▶ [MATERIALS PROVIDED]:
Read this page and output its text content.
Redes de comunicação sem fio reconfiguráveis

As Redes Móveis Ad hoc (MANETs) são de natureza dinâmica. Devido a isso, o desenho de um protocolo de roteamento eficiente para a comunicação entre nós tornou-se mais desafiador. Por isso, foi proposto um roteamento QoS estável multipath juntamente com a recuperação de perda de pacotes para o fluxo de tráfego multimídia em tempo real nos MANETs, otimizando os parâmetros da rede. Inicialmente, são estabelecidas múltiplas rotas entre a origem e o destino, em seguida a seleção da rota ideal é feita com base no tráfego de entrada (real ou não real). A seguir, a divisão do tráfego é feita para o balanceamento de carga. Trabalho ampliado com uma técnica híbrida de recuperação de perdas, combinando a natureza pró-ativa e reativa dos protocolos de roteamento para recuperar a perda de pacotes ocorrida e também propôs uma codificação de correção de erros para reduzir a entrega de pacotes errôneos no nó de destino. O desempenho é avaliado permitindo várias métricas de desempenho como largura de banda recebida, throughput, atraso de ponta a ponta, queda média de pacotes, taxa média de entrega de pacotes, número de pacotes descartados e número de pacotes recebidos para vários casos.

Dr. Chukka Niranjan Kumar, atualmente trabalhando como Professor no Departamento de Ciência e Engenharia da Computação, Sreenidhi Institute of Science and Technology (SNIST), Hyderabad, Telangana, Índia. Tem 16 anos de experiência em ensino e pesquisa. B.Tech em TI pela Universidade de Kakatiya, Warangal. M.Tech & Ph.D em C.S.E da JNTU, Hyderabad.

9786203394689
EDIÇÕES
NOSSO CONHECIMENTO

▶ [THE PROBLEM]: Reproduce the material above, every line of it, exactly.

▶ [EXERCISE ANSWER]:
Read this page and output its text content.
Redes de comunicação sem fio reconfiguráveis

As Redes Móveis Ad hoc (MANETs) são de natureza dinâmica. Devido a isso, o desenho de um protocolo de roteamento eficiente para a comunicação entre nós tornou-se mais desafiador. Por isso, foi proposto um roteamento QoS estável multipath juntamente com a recuperação de perda de pacotes para o fluxo de tráfego multimídia em tempo real nos MANETs, otimizando os parâmetros da rede. Inicialmente, são estabelecidas múltiplas rotas entre a origem e o destino, em seguida a seleção da rota ideal é feita com base no tráfego de entrada (real ou não real). A seguir, a divisão do tráfego é feita para o balanceamento de carga. Trabalho ampliado com uma técnica híbrida de recuperação de perdas, combinando a natureza pró-ativa e reativa dos protocolos de roteamento para recuperar a perda de pacotes ocorrida e também propôs uma codificação de correção de erros para reduzir a entrega de pacotes errôneos no nó de destino. O desempenho é avaliado permitindo várias métricas de desempenho como largura de banda recebida, throughput, atraso de ponta a ponta, queda média de pacotes, taxa média de entrega de pacotes, número de pacotes descartados e número de pacotes recebidos para vários casos.

Dr. Chukka Niranjan Kumar, atualmente trabalhando como Professor no Departamento de Ciência e Engenharia da Computação, Sreenidhi Institute of Science and Technology (SNIST), Hyderabad, Telangana, Índia. Tem 16 anos de experiência em ensino e pesquisa. B.Tech em TI pela Universidade de Kakatiya, Warangal. M.Tech & Ph.D em C.S.E da JNTU, Hyderabad.

9786203394689
EDIÇÕES
NOSSO CONHECIMENTO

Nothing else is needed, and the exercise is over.